[TASK OBJECTIVE]: From the data that follows, copy every line holding the string "salvati".

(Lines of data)
== == ==
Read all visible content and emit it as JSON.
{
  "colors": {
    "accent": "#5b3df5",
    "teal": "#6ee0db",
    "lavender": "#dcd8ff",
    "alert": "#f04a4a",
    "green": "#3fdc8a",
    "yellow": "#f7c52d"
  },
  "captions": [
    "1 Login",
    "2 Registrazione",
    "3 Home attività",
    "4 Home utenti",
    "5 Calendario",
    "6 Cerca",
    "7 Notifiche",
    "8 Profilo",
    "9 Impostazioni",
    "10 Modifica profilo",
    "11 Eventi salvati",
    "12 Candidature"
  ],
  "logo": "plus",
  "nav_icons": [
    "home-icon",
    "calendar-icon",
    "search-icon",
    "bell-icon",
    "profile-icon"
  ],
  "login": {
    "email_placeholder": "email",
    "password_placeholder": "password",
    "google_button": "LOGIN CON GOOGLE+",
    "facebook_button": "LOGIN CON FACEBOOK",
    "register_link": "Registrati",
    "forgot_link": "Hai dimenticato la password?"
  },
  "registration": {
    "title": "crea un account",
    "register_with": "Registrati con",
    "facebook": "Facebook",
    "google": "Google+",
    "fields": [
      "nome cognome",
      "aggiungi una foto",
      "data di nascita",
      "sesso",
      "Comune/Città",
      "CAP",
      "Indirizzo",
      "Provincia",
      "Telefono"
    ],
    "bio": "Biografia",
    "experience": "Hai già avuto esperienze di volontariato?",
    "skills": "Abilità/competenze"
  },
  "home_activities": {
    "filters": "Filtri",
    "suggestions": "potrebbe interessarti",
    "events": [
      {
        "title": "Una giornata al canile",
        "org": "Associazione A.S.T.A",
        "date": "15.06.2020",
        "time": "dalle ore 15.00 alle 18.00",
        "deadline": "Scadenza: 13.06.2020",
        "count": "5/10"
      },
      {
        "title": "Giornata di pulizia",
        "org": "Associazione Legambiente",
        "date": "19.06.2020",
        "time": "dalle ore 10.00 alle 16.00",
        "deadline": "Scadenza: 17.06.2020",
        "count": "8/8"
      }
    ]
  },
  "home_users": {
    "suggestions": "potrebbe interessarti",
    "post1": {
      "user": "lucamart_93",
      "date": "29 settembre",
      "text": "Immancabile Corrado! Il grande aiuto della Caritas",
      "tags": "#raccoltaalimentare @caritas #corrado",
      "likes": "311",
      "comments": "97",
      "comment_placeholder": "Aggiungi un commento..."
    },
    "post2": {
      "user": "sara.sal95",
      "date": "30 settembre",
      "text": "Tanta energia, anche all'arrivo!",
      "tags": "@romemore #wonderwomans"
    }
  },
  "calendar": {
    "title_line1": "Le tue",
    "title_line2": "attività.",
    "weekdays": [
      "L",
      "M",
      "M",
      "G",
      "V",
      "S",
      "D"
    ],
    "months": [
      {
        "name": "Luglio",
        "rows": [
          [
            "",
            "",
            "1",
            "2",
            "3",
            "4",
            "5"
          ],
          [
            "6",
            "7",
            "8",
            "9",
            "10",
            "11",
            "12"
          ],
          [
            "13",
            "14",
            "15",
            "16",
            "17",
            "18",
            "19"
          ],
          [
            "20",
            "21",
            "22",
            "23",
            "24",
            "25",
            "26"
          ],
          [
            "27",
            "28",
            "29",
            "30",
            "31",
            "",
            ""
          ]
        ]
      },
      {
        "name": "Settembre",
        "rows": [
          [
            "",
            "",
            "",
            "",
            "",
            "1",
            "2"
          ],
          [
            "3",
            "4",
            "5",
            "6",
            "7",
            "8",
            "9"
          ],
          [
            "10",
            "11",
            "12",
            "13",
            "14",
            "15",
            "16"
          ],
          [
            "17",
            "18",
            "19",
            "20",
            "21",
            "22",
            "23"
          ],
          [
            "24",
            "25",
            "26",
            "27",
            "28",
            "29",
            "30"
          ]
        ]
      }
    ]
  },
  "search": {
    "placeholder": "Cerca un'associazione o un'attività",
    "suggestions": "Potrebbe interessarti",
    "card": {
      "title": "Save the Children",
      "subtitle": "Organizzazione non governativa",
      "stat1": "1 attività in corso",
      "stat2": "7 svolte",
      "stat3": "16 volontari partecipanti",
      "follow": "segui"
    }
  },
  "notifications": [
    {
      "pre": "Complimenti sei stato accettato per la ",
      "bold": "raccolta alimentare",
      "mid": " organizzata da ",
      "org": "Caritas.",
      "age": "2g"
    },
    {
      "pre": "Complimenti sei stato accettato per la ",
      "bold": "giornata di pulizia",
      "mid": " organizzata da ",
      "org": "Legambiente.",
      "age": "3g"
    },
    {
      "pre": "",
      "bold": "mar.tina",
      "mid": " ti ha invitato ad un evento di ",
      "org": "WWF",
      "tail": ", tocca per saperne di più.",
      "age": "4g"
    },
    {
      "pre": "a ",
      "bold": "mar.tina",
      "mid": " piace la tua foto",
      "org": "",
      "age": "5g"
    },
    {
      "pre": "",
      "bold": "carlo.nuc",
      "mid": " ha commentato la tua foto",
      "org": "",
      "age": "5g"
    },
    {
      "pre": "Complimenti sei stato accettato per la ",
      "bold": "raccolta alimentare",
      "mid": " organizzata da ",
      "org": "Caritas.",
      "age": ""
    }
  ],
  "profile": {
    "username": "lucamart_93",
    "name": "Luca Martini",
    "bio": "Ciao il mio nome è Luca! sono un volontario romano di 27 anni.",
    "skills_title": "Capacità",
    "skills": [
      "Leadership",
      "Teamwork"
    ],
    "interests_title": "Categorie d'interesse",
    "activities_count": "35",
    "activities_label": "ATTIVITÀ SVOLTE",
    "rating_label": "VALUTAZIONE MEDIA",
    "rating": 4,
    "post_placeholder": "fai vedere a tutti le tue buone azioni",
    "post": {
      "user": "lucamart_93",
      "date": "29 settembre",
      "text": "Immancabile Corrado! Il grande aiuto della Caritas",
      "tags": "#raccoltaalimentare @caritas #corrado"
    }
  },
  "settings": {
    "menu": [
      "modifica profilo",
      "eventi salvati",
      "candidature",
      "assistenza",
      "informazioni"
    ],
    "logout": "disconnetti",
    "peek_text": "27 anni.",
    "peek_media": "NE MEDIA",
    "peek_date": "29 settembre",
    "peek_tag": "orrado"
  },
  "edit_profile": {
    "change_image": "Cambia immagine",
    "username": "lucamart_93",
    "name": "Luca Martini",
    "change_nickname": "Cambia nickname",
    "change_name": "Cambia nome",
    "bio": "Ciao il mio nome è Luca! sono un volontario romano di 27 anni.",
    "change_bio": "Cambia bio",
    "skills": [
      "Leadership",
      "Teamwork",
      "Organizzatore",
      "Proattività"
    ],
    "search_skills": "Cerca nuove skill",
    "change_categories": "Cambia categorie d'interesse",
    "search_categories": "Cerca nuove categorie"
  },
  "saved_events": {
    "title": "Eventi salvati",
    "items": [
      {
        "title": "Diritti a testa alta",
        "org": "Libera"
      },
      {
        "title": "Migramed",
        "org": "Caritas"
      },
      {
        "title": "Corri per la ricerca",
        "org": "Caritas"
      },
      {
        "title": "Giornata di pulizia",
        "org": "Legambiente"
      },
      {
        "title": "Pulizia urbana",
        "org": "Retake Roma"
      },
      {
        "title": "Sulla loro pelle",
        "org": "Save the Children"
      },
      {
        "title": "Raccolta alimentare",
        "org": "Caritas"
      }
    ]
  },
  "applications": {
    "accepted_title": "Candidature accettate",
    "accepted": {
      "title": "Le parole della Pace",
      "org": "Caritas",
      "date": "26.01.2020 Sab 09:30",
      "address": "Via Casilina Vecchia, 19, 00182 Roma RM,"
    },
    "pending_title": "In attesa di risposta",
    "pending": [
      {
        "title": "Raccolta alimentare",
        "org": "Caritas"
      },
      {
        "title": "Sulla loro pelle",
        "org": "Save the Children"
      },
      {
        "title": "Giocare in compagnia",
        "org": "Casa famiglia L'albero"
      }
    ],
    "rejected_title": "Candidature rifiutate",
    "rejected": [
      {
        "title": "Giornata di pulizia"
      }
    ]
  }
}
== == ==
[FULL ANSWER]:
    "11 Eventi salvati",
      "eventi salvati",
    "title": "Eventi salvati",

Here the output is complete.